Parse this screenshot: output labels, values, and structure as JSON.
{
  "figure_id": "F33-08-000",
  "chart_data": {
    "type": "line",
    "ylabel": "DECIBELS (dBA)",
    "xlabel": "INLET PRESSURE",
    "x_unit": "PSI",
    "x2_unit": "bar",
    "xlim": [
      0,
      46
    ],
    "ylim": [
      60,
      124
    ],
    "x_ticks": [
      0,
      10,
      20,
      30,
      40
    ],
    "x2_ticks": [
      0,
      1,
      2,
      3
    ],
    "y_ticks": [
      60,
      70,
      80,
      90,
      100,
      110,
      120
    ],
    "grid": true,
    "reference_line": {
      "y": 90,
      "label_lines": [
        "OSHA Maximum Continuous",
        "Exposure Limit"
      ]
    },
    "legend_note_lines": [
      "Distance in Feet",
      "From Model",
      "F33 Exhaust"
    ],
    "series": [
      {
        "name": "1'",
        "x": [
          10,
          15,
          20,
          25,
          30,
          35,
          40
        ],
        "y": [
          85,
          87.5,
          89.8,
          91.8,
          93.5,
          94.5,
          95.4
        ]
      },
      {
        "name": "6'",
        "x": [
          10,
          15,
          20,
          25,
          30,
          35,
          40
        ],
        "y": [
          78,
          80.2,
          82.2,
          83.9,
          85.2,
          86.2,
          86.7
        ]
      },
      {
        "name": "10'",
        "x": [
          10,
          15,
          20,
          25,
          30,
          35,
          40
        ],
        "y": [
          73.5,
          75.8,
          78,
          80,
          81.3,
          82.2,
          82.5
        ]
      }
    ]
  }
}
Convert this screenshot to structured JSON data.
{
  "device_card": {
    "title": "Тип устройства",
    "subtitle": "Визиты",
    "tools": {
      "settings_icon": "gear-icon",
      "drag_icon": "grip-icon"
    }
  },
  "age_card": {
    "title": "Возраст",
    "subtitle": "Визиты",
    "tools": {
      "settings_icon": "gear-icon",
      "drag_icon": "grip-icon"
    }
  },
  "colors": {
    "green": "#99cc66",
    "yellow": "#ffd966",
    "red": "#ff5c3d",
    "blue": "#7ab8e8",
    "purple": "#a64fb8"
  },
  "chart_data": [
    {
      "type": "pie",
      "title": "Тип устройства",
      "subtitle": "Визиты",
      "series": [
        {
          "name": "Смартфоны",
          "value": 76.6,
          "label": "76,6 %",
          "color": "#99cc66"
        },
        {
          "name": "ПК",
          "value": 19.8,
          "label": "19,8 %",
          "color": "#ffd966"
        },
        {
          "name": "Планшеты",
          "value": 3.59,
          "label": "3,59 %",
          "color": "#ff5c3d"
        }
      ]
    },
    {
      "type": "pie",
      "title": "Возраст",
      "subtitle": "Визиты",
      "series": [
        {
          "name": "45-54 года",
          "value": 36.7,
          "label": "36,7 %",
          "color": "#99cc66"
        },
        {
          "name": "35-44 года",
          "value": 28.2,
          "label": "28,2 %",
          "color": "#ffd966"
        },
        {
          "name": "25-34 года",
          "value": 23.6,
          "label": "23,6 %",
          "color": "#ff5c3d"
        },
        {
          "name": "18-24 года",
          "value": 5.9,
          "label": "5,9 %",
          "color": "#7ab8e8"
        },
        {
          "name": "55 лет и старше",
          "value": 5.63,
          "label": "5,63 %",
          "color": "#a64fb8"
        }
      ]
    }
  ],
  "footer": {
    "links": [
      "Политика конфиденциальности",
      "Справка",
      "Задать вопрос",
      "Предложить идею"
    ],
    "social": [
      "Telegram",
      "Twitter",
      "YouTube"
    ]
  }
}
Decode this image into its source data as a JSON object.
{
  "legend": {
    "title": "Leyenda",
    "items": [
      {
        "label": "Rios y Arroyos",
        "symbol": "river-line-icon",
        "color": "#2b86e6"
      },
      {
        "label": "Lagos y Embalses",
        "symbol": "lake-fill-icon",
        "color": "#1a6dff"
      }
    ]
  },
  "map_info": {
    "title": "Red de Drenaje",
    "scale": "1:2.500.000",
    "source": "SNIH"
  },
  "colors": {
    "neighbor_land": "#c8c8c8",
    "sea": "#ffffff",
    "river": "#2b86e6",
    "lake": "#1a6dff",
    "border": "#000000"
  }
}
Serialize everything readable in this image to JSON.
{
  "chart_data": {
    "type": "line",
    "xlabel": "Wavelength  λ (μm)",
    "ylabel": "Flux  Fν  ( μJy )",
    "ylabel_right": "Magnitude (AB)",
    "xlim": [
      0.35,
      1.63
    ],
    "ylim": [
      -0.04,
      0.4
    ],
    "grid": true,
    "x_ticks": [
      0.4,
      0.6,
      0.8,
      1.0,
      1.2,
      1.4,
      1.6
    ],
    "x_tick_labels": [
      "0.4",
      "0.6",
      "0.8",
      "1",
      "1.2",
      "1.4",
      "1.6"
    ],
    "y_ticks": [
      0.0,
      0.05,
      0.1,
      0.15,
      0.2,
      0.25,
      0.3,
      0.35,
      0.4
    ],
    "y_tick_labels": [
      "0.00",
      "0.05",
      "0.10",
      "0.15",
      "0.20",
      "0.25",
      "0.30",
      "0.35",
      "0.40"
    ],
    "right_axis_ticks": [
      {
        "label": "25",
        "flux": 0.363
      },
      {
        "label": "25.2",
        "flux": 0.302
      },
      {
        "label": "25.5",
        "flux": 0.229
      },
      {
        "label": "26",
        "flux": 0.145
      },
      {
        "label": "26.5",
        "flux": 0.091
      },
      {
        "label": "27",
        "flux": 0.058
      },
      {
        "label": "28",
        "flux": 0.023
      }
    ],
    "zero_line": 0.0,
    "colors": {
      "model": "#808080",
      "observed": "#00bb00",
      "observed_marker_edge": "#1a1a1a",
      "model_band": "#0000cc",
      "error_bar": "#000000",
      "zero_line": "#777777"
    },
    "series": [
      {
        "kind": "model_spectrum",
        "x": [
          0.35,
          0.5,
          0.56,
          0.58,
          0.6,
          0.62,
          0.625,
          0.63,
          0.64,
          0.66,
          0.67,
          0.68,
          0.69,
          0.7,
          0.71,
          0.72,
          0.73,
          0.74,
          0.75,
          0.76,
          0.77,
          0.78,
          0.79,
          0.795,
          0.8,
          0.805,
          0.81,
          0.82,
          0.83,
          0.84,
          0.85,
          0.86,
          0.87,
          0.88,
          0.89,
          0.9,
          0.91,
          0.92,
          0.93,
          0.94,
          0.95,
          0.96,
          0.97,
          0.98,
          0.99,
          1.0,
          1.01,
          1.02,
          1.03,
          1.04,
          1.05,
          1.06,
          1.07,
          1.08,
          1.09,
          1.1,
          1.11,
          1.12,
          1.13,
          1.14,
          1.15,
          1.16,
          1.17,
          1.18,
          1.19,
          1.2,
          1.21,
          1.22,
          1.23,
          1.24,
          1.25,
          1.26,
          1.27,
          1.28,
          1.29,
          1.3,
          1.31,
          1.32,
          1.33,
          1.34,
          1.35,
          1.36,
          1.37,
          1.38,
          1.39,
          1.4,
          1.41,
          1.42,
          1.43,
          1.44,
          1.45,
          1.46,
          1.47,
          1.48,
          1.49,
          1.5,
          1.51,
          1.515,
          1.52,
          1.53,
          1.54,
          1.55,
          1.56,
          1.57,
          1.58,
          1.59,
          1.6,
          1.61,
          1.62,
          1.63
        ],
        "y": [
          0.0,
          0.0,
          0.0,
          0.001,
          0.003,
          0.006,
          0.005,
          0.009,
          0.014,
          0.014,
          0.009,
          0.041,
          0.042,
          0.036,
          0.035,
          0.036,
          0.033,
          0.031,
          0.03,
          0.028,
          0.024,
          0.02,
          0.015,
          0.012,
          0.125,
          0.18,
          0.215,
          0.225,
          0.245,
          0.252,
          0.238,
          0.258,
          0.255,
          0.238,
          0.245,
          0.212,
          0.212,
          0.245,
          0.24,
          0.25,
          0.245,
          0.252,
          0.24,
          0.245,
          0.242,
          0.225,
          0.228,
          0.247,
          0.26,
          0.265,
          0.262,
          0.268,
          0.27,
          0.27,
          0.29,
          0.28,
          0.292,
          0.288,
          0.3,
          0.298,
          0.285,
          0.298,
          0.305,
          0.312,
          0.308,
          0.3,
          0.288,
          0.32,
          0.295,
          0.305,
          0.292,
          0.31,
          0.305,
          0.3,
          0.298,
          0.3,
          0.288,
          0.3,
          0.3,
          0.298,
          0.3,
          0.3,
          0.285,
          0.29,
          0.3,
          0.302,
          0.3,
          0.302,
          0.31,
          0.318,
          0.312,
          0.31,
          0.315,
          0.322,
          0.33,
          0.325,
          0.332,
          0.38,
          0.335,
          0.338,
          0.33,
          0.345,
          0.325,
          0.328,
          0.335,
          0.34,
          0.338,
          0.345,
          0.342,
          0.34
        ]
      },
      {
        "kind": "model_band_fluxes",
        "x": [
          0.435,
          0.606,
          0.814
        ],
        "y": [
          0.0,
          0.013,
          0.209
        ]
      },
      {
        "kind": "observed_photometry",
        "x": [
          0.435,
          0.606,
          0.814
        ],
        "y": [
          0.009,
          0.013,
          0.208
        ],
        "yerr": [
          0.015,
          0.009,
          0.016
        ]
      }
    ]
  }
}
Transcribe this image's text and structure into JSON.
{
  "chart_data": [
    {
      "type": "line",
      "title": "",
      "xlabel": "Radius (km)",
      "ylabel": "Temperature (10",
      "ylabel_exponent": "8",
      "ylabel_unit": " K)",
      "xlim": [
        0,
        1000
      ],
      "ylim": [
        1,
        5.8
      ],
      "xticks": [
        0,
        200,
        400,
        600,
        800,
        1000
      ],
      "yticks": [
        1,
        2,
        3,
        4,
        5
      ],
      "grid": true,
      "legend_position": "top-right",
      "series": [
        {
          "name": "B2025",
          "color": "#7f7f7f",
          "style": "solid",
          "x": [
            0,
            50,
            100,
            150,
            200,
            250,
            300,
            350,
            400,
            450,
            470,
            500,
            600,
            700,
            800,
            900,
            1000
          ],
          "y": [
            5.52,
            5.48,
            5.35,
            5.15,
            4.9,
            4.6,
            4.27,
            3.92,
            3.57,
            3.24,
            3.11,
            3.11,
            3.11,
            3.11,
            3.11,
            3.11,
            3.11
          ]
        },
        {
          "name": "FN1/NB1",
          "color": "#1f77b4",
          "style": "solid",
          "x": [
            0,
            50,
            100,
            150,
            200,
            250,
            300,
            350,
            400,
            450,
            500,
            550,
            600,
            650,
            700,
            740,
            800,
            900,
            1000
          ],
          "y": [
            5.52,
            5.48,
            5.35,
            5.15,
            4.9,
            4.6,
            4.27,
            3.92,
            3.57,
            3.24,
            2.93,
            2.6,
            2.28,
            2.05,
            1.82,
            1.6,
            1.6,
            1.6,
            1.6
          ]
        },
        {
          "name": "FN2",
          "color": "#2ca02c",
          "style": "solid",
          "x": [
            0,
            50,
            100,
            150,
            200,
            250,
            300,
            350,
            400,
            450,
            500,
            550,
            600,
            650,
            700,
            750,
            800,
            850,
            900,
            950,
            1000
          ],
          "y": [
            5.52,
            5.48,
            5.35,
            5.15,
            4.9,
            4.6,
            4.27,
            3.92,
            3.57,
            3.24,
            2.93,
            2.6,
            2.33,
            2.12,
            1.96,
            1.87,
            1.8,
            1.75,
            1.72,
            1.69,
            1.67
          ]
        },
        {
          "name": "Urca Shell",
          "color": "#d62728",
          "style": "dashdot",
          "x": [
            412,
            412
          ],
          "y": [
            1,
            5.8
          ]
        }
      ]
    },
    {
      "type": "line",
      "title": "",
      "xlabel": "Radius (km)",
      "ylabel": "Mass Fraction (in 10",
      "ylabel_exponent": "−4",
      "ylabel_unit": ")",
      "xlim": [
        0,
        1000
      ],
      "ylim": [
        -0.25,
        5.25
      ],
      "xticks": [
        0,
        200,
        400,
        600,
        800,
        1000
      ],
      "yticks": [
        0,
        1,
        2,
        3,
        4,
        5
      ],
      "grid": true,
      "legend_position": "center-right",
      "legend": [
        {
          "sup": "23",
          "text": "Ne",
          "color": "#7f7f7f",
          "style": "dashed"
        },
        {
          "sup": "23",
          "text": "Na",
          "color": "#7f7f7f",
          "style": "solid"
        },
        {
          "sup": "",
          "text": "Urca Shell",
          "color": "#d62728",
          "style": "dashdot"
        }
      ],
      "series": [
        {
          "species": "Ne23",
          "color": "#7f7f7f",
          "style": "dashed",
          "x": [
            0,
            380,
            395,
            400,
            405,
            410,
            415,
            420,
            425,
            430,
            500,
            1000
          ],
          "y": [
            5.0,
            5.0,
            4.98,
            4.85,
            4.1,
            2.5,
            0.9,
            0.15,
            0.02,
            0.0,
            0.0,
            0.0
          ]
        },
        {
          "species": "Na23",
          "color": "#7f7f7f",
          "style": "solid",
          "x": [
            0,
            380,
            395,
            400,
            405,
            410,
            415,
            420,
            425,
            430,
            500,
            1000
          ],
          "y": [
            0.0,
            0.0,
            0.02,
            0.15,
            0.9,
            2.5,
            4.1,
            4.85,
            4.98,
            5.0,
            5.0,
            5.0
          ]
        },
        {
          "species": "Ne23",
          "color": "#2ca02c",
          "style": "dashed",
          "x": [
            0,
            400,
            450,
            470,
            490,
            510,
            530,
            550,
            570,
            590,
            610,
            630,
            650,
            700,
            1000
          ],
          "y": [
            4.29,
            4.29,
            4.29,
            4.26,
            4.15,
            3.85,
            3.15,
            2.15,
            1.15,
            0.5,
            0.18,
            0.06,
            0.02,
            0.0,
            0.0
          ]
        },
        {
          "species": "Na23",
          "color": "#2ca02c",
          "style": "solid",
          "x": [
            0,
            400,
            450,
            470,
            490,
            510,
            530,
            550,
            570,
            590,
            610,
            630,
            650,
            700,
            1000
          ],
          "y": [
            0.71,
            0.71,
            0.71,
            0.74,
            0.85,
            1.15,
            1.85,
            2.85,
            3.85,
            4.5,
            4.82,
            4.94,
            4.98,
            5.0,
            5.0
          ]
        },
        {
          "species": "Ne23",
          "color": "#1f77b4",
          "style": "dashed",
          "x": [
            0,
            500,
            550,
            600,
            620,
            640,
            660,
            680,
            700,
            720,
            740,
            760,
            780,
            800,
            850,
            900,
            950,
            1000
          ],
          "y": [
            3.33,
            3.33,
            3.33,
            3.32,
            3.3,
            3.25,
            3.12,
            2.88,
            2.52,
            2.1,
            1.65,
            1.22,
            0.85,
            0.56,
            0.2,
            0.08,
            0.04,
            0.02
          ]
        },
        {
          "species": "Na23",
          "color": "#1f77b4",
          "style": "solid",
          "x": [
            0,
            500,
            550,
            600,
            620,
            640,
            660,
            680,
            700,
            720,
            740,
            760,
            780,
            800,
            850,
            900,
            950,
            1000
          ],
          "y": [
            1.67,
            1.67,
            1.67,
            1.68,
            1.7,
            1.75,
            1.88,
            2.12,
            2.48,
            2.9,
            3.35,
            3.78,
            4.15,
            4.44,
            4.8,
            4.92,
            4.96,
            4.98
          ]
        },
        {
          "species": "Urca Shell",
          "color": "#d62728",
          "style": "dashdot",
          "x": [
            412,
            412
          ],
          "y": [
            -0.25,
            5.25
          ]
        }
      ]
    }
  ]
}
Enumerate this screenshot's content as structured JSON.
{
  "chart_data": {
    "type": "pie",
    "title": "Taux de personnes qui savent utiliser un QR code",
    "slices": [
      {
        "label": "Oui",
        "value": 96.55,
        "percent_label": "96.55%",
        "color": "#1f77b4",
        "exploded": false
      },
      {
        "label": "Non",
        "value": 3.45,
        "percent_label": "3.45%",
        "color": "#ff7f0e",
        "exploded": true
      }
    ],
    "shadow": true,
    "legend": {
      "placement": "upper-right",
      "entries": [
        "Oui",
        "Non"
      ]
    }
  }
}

::::::::

▶ What you should do
Go through the material above and count the lines that include "Shell". Give the number alone.

▶ Task solution
3